(Extracted data entries)

^^^^^^^^^^^^^^^^

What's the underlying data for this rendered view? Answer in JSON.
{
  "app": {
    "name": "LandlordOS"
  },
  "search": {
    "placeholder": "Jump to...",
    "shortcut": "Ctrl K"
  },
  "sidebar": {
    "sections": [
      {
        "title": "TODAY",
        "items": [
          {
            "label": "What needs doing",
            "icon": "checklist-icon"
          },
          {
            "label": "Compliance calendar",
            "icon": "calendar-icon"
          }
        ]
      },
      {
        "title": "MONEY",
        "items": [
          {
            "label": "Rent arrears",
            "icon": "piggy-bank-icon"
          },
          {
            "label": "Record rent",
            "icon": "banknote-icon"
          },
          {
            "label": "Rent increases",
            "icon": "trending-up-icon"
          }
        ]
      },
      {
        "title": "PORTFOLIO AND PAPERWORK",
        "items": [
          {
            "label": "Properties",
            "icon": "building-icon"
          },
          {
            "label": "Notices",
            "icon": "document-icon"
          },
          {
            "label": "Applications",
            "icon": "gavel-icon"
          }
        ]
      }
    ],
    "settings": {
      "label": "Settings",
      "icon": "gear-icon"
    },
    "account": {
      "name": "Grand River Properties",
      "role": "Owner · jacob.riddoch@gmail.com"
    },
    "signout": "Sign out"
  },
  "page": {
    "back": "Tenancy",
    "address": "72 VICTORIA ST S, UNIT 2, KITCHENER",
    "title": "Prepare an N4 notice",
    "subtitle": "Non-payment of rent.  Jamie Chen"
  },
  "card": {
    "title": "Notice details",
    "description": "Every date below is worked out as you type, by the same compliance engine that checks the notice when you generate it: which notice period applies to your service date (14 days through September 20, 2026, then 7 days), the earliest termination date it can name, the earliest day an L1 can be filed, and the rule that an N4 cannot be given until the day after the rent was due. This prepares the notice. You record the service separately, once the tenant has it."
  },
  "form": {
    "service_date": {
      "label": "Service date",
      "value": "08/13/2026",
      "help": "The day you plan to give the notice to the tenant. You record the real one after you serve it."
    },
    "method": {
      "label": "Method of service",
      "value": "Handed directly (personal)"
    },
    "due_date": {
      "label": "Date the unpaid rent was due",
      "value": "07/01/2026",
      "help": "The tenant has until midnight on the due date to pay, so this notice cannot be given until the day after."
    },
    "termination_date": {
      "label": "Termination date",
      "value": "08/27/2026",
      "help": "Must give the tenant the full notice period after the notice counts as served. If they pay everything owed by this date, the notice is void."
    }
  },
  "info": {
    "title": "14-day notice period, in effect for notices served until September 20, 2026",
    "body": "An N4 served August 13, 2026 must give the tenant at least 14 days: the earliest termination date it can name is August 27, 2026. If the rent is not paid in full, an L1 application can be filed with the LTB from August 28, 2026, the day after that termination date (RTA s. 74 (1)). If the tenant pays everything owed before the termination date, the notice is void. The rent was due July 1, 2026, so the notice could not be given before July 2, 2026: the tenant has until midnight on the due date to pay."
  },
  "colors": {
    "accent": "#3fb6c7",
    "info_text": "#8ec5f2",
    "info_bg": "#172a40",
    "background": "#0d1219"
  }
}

^^^^^^^^^^^^^^^^

What to do: Repeat all of the records above exactly as written.

Final result:
What's the underlying data for this rendered view? Answer in JSON.
{
  "app": {
    "name": "LandlordOS"
  },
  "search": {
    "placeholder": "Jump to...",
    "shortcut": "Ctrl K"
  },
  "sidebar": {
    "sections": [
      {
        "title": "TODAY",
        "items": [
          {
            "label": "What needs doing",
            "icon": "checklist-icon"
          },
          {
            "label": "Compliance calendar",
            "icon": "calendar-icon"
          }
        ]
      },
      {
        "title": "MONEY",
        "items": [
          {
            "label": "Rent arrears",
            "icon": "piggy-bank-icon"
          },
          {
            "label": "Record rent",
            "icon": "banknote-icon"
          },
          {
            "label": "Rent increases",
            "icon": "trending-up-icon"
          }
        ]
      },
      {
        "title": "PORTFOLIO AND PAPERWORK",
        "items": [
          {
            "label": "Properties",
            "icon": "building-icon"
          },
          {
            "label": "Notices",
            "icon": "document-icon"
          },
          {
            "label": "Applications",
            "icon": "gavel-icon"
          }
        ]
      }
    ],
    "settings": {
      "label": "Settings",
      "icon": "gear-icon"
    },
    "account": {
      "name": "Grand River Properties",
      "role": "Owner · jacob.riddoch@gmail.com"
    },
    "signout": "Sign out"
  },
  "page": {
    "back": "Tenancy",
    "address": "72 VICTORIA ST S, UNIT 2, KITCHENER",
    "title": "Prepare an N4 notice",
    "subtitle": "Non-payment of rent.  Jamie Chen"
  },
  "card": {
    "title": "Notice details",
    "description": "Every date below is worked out as you type, by the same compliance engine that checks the notice when you generate it: which notice period applies to your service date (14 days through September 20, 2026, then 7 days), the earliest termination date it can name, the earliest day an L1 can be filed, and the rule that an N4 cannot be given until the day after the rent was due. This prepares the notice. You record the service separately, once the tenant has it."
  },
  "form": {
    "service_date": {
      "label": "Service date",
      "value": "08/13/2026",
      "help": "The day you plan to give the notice to the tenant. You record the real one after you serve it."
    },
    "method": {
      "label": "Method of service",
      "value": "Handed directly (personal)"
    },
    "due_date": {
      "label": "Date the unpaid rent was due",
      "value": "07/01/2026",
      "help": "The tenant has until midnight on the due date to pay, so this notice cannot be given until the day after."
    },
    "termination_date": {
      "label": "Termination date",
      "value": "08/27/2026",
      "help": "Must give the tenant the full notice period after the notice counts as served. If they pay everything owed by this date, the notice is void."
    }
  },
  "info": {
    "title": "14-day notice period, in effect for notices served until September 20, 2026",
    "body": "An N4 served August 13, 2026 must give the tenant at least 14 days: the earliest termination date it can name is August 27, 2026. If the rent is not paid in full, an L1 application can be filed with the LTB from August 28, 2026, the day after that termination date (RTA s. 74 (1)). If the tenant pays everything owed before the termination date, the notice is void. The rent was due July 1, 2026, so the notice could not be given before July 2, 2026: the tenant has until midnight on the due date to pay."
  },
  "colors": {
    "accent": "#3fb6c7",
    "info_text": "#8ec5f2",
    "info_bg": "#172a40",
    "background": "#0d1219"
  }
}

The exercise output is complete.